### Aim of the task
Below is some material; set it all down exactly, apart from the pictures.

[Recorded data]
--------
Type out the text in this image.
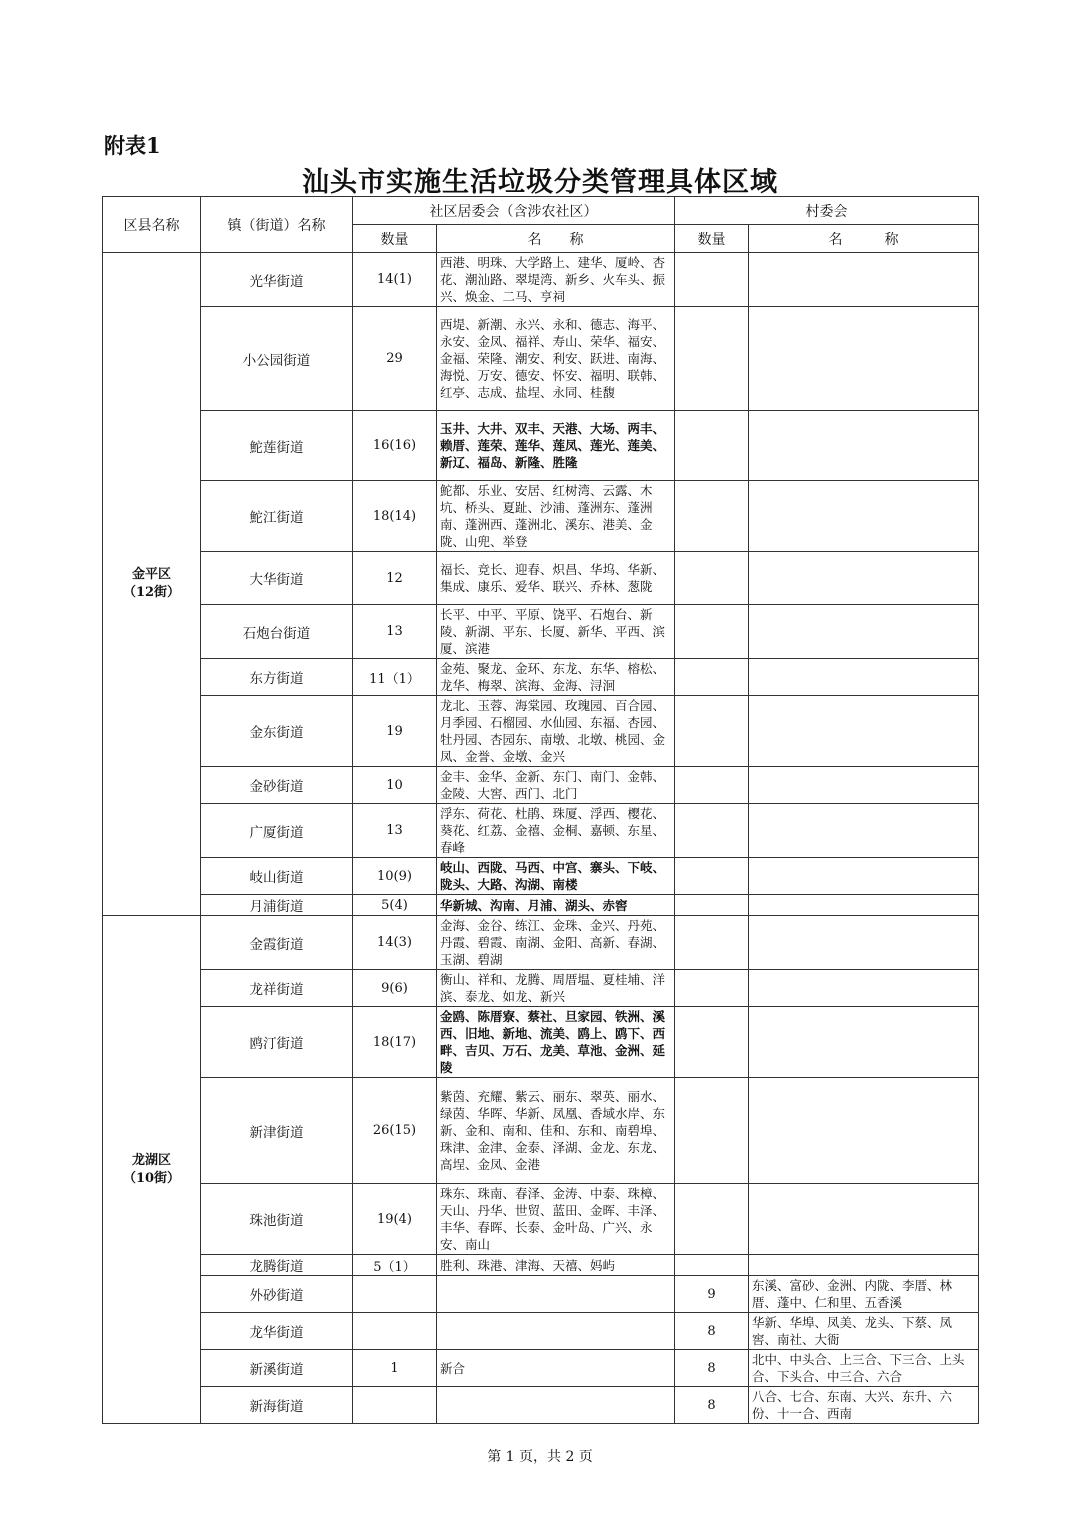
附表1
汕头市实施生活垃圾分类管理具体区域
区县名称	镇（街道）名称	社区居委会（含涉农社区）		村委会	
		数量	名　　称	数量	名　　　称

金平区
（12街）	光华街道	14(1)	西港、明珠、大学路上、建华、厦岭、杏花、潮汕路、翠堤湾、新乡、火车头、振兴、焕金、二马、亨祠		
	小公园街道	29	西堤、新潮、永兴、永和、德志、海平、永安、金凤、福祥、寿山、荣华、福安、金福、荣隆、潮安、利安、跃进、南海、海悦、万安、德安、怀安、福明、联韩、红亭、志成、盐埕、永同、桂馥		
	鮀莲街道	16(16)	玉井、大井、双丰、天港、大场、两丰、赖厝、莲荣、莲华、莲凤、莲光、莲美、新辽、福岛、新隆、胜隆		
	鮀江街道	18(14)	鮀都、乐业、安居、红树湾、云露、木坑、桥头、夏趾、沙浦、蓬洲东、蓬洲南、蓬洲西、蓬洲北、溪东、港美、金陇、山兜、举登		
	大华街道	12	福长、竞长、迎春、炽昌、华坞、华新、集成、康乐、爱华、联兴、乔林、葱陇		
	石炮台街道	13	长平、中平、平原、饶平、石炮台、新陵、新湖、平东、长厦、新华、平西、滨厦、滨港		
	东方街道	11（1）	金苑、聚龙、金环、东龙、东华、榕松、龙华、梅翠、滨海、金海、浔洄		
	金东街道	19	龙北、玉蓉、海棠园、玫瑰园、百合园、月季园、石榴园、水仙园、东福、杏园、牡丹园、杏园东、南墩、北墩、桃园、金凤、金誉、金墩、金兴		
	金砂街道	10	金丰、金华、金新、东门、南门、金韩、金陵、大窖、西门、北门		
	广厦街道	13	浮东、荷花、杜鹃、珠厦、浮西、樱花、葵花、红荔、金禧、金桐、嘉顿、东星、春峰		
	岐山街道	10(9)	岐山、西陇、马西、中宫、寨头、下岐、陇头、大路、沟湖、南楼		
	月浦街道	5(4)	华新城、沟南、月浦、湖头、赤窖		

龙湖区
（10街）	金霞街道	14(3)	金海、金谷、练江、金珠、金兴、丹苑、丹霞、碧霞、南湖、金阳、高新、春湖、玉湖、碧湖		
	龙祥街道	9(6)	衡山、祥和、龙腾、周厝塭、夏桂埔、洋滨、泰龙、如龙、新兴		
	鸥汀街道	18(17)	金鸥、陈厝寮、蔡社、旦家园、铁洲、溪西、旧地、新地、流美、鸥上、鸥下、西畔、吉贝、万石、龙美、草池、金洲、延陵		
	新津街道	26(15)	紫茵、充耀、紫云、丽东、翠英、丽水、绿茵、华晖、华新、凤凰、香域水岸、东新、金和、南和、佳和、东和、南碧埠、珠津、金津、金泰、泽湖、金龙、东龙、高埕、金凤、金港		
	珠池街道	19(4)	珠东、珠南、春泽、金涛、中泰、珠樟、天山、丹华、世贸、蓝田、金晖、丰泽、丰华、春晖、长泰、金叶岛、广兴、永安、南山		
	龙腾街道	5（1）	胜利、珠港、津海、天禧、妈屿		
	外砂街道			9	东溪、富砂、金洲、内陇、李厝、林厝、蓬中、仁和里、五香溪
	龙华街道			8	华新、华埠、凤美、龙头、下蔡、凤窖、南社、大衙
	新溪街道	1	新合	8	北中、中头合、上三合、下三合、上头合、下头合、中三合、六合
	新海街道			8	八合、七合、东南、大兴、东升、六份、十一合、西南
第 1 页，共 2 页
--------
### Written solution
Type out the text in this image.
附表1
汕头市实施生活垃圾分类管理具体区域
区县名称	镇（街道）名称	社区居委会（含涉农社区）		村委会	
		数量	名　　称	数量	名　　　称

金平区
（12街）	光华街道	14(1)	西港、明珠、大学路上、建华、厦岭、杏花、潮汕路、翠堤湾、新乡、火车头、振兴、焕金、二马、亨祠		
	小公园街道	29	西堤、新潮、永兴、永和、德志、海平、永安、金凤、福祥、寿山、荣华、福安、金福、荣隆、潮安、利安、跃进、南海、海悦、万安、德安、怀安、福明、联韩、红亭、志成、盐埕、永同、桂馥		
	鮀莲街道	16(16)	玉井、大井、双丰、天港、大场、两丰、赖厝、莲荣、莲华、莲凤、莲光、莲美、新辽、福岛、新隆、胜隆		
	鮀江街道	18(14)	鮀都、乐业、安居、红树湾、云露、木坑、桥头、夏趾、沙浦、蓬洲东、蓬洲南、蓬洲西、蓬洲北、溪东、港美、金陇、山兜、举登		
	大华街道	12	福长、竞长、迎春、炽昌、华坞、华新、集成、康乐、爱华、联兴、乔林、葱陇		
	石炮台街道	13	长平、中平、平原、饶平、石炮台、新陵、新湖、平东、长厦、新华、平西、滨厦、滨港		
	东方街道	11（1）	金苑、聚龙、金环、东龙、东华、榕松、龙华、梅翠、滨海、金海、浔洄		
	金东街道	19	龙北、玉蓉、海棠园、玫瑰园、百合园、月季园、石榴园、水仙园、东福、杏园、牡丹园、杏园东、南墩、北墩、桃园、金凤、金誉、金墩、金兴		
	金砂街道	10	金丰、金华、金新、东门、南门、金韩、金陵、大窖、西门、北门		
	广厦街道	13	浮东、荷花、杜鹃、珠厦、浮西、樱花、葵花、红荔、金禧、金桐、嘉顿、东星、春峰		
	岐山街道	10(9)	岐山、西陇、马西、中宫、寨头、下岐、陇头、大路、沟湖、南楼		
	月浦街道	5(4)	华新城、沟南、月浦、湖头、赤窖		

龙湖区
（10街）	金霞街道	14(3)	金海、金谷、练江、金珠、金兴、丹苑、丹霞、碧霞、南湖、金阳、高新、春湖、玉湖、碧湖		
	龙祥街道	9(6)	衡山、祥和、龙腾、周厝塭、夏桂埔、洋滨、泰龙、如龙、新兴		
	鸥汀街道	18(17)	金鸥、陈厝寮、蔡社、旦家园、铁洲、溪西、旧地、新地、流美、鸥上、鸥下、西畔、吉贝、万石、龙美、草池、金洲、延陵		
	新津街道	26(15)	紫茵、充耀、紫云、丽东、翠英、丽水、绿茵、华晖、华新、凤凰、香域水岸、东新、金和、南和、佳和、东和、南碧埠、珠津、金津、金泰、泽湖、金龙、东龙、高埕、金凤、金港		
	珠池街道	19(4)	珠东、珠南、春泽、金涛、中泰、珠樟、天山、丹华、世贸、蓝田、金晖、丰泽、丰华、春晖、长泰、金叶岛、广兴、永安、南山		
	龙腾街道	5（1）	胜利、珠港、津海、天禧、妈屿		
	外砂街道			9	东溪、富砂、金洲、内陇、李厝、林厝、蓬中、仁和里、五香溪
	龙华街道			8	华新、华埠、凤美、龙头、下蔡、凤窖、南社、大衙
	新溪街道	1	新合	8	北中、中头合、上三合、下三合、上头合、下头合、中三合、六合
	新海街道			8	八合、七合、东南、大兴、东升、六份、十一合、西南
第 1 页，共 2 页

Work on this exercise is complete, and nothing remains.